== What the task asks ==
A word-for-word copy of the records is needed, with every picture left out.

(Document page transcription items)
* * * * * * * * *

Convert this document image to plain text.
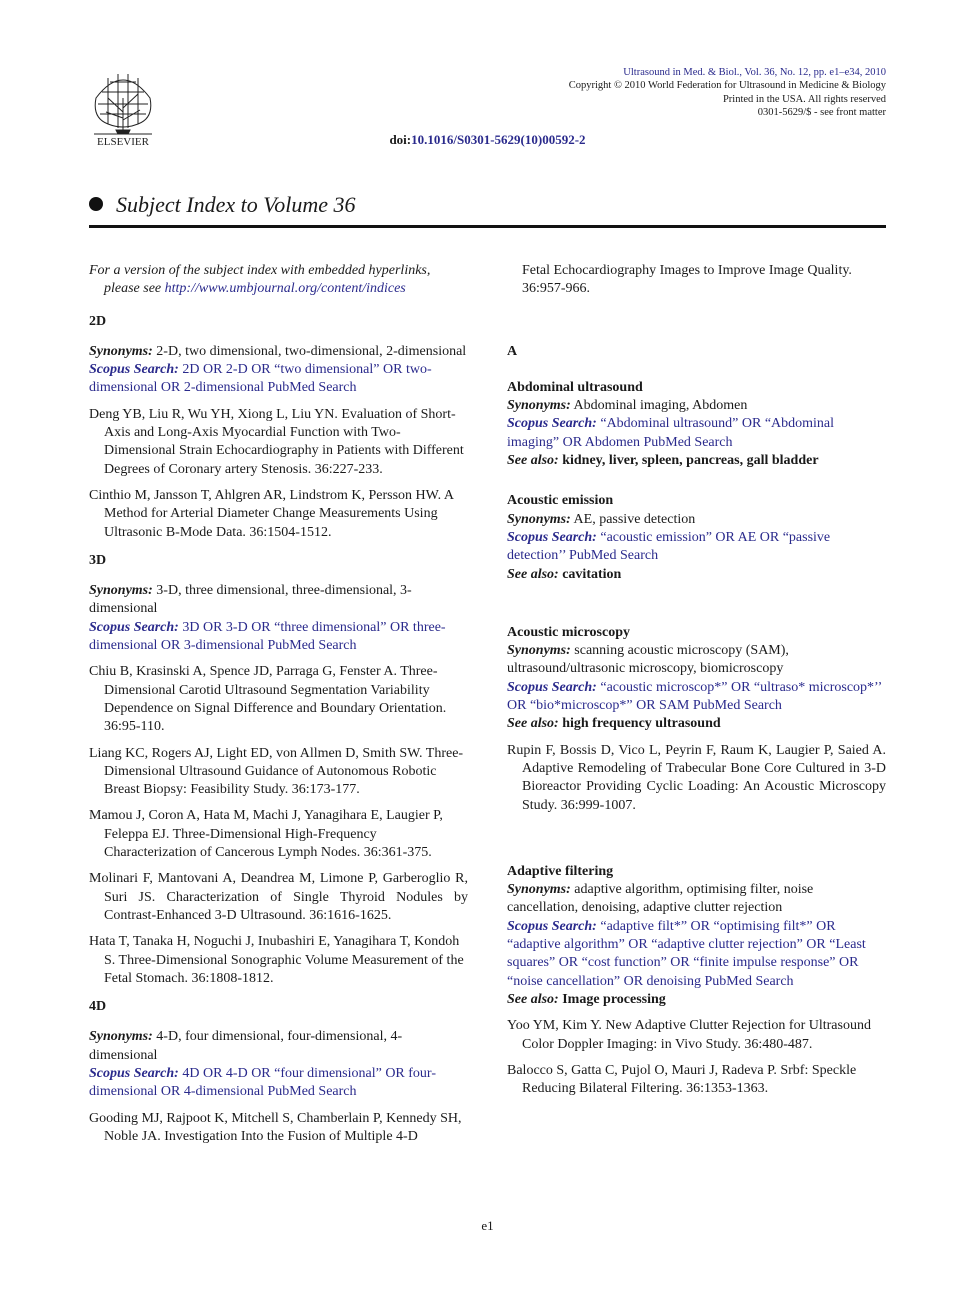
ELSEVIER
Ultrasound in Med. & Biol., Vol. 36, No. 12, pp. e1–e34, 2010
Copyright © 2010 World Federation for Ultrasound in Medicine & Biology
Printed in the USA. All rights reserved
0301-5629/$ - see front matter
doi:10.1016/S0301-5629(10)00592-2
Subject Index to Volume 36

For a version of the subject index with embedded hyperlinks, please see http://www.umbjournal.org/content/indices

2D

Synonyms: 2-D, two dimensional, two-dimensional, 2-dimensional

Scopus Search: 2D OR 2-D OR “two dimensional” OR two-dimensional OR 2-dimensional PubMed Search

Deng YB, Liu R, Wu YH, Xiong L, Liu YN. Evaluation of Short-Axis and Long-Axis Myocardial Function with Two-Dimensional Strain Echocardiography in Patients with Different Degrees of Coronary artery Stenosis. 36:227-233.

Cinthio M, Jansson T, Ahlgren AR, Lindstrom K, Persson HW. A Method for Arterial Diameter Change Measurements Using Ultrasonic B-Mode Data. 36:1504-1512.

3D

Synonyms: 3-D, three dimensional, three-dimensional, 3-dimensional

Scopus Search: 3D OR 3-D OR “three dimensional” OR three-dimensional OR 3-dimensional PubMed Search

Chiu B, Krasinski A, Spence JD, Parraga G, Fenster A. Three-Dimensional Carotid Ultrasound Segmentation Variability Dependence on Signal Difference and Boundary Orientation. 36:95-110.

Liang KC, Rogers AJ, Light ED, von Allmen D, Smith SW. Three-Dimensional Ultrasound Guidance of Autonomous Robotic Breast Biopsy: Feasibility Study. 36:173-177.

Mamou J, Coron A, Hata M, Machi J, Yanagihara E, Laugier P, Feleppa EJ. Three-Dimensional High-Frequency Characterization of Cancerous Lymph Nodes. 36:361-375.

Molinari F, Mantovani A, Deandrea M, Limone P, Garberoglio R, Suri JS. Characterization of Single Thyroid Nodules by Contrast-Enhanced 3-D Ultrasound. 36:1616-1625.

Hata T, Tanaka H, Noguchi J, Inubashiri E, Yanagihara T, Kondoh S. Three-Dimensional Sonographic Volume Measurement of the Fetal Stomach. 36:1808-1812.

4D

Synonyms: 4-D, four dimensional, four-dimensional, 4-dimensional

Scopus Search: 4D OR 4-D OR “four dimensional” OR four-dimensional OR 4-dimensional PubMed Search

Gooding MJ, Rajpoot K, Mitchell S, Chamberlain P, Kennedy SH, Noble JA. Investigation Into the Fusion of Multiple 4-D

Fetal Echocardiography Images to Improve Image Quality. 36:957-966.

A

Abdominal ultrasound

Synonyms: Abdominal imaging, Abdomen

Scopus Search: “Abdominal ultrasound” OR “Abdominal imaging” OR Abdomen PubMed Search

See also: kidney, liver, spleen, pancreas, gall bladder

Acoustic emission

Synonyms: AE, passive detection

Scopus Search: “acoustic emission” OR AE OR “passive detection’’ PubMed Search

See also: cavitation

Acoustic microscopy

Synonyms: scanning acoustic microscopy (SAM), ultrasound/ultrasonic microscopy, biomicroscopy

Scopus Search: “acoustic microscop*” OR “ultraso* microscop*’’ OR “bio*microscop*” OR SAM PubMed Search

See also: high frequency ultrasound

Rupin F, Bossis D, Vico L, Peyrin F, Raum K, Laugier P, Saied A. Adaptive Remodeling of Trabecular Bone Core Cultured in 3-D Bioreactor Providing Cyclic Loading: An Acoustic Microscopy Study. 36:999-1007.

Adaptive filtering

Synonyms: adaptive algorithm, optimising filter, noise cancellation, denoising, adaptive clutter rejection

Scopus Search: “adaptive filt*” OR “optimising filt*” OR “adaptive algorithm” OR “adaptive clutter rejection” OR “Least squares” OR “cost function” OR “finite impulse response” OR “noise cancellation” OR denoising PubMed Search

See also: Image processing

Yoo YM, Kim Y. New Adaptive Clutter Rejection for Ultrasound Color Doppler Imaging: in Vivo Study. 36:480-487.

Balocco S, Gatta C, Pujol O, Mauri J, Radeva P. Srbf: Speckle Reducing Bilateral Filtering. 36:1353-1363.

e1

* * * * * * * * *

== Response to this exercise ==
Convert this document image to plain text.
ELSEVIER
Ultrasound in Med. & Biol., Vol. 36, No. 12, pp. e1–e34, 2010
Copyright © 2010 World Federation for Ultrasound in Medicine & Biology
Printed in the USA. All rights reserved
0301-5629/$ - see front matter
doi:10.1016/S0301-5629(10)00592-2
Subject Index to Volume 36

For a version of the subject index with embedded hyperlinks, please see http://www.umbjournal.org/content/indices

2D

Synonyms: 2-D, two dimensional, two-dimensional, 2-dimensional

Scopus Search: 2D OR 2-D OR “two dimensional” OR two-dimensional OR 2-dimensional PubMed Search

Deng YB, Liu R, Wu YH, Xiong L, Liu YN. Evaluation of Short-Axis and Long-Axis Myocardial Function with Two-Dimensional Strain Echocardiography in Patients with Different Degrees of Coronary artery Stenosis. 36:227-233.

Cinthio M, Jansson T, Ahlgren AR, Lindstrom K, Persson HW. A Method for Arterial Diameter Change Measurements Using Ultrasonic B-Mode Data. 36:1504-1512.

3D

Synonyms: 3-D, three dimensional, three-dimensional, 3-dimensional

Scopus Search: 3D OR 3-D OR “three dimensional” OR three-dimensional OR 3-dimensional PubMed Search

Chiu B, Krasinski A, Spence JD, Parraga G, Fenster A. Three-Dimensional Carotid Ultrasound Segmentation Variability Dependence on Signal Difference and Boundary Orientation. 36:95-110.

Liang KC, Rogers AJ, Light ED, von Allmen D, Smith SW. Three-Dimensional Ultrasound Guidance of Autonomous Robotic Breast Biopsy: Feasibility Study. 36:173-177.

Mamou J, Coron A, Hata M, Machi J, Yanagihara E, Laugier P, Feleppa EJ. Three-Dimensional High-Frequency Characterization of Cancerous Lymph Nodes. 36:361-375.

Molinari F, Mantovani A, Deandrea M, Limone P, Garberoglio R, Suri JS. Characterization of Single Thyroid Nodules by Contrast-Enhanced 3-D Ultrasound. 36:1616-1625.

Hata T, Tanaka H, Noguchi J, Inubashiri E, Yanagihara T, Kondoh S. Three-Dimensional Sonographic Volume Measurement of the Fetal Stomach. 36:1808-1812.

4D

Synonyms: 4-D, four dimensional, four-dimensional, 4-dimensional

Scopus Search: 4D OR 4-D OR “four dimensional” OR four-dimensional OR 4-dimensional PubMed Search

Gooding MJ, Rajpoot K, Mitchell S, Chamberlain P, Kennedy SH, Noble JA. Investigation Into the Fusion of Multiple 4-D

Fetal Echocardiography Images to Improve Image Quality. 36:957-966.

A

Abdominal ultrasound

Synonyms: Abdominal imaging, Abdomen

Scopus Search: “Abdominal ultrasound” OR “Abdominal imaging” OR Abdomen PubMed Search

See also: kidney, liver, spleen, pancreas, gall bladder

Acoustic emission

Synonyms: AE, passive detection

Scopus Search: “acoustic emission” OR AE OR “passive detection’’ PubMed Search

See also: cavitation

Acoustic microscopy

Synonyms: scanning acoustic microscopy (SAM), ultrasound/ultrasonic microscopy, biomicroscopy

Scopus Search: “acoustic microscop*” OR “ultraso* microscop*’’ OR “bio*microscop*” OR SAM PubMed Search

See also: high frequency ultrasound

Rupin F, Bossis D, Vico L, Peyrin F, Raum K, Laugier P, Saied A. Adaptive Remodeling of Trabecular Bone Core Cultured in 3-D Bioreactor Providing Cyclic Loading: An Acoustic Microscopy Study. 36:999-1007.

Adaptive filtering

Synonyms: adaptive algorithm, optimising filter, noise cancellation, denoising, adaptive clutter rejection

Scopus Search: “adaptive filt*” OR “optimising filt*” OR “adaptive algorithm” OR “adaptive clutter rejection” OR “Least squares” OR “cost function” OR “finite impulse response” OR “noise cancellation” OR denoising PubMed Search

See also: Image processing

Yoo YM, Kim Y. New Adaptive Clutter Rejection for Ultrasound Color Doppler Imaging: in Vivo Study. 36:480-487.

Balocco S, Gatta C, Pujol O, Mauri J, Radeva P. Srbf: Speckle Reducing Bilateral Filtering. 36:1353-1363.

e1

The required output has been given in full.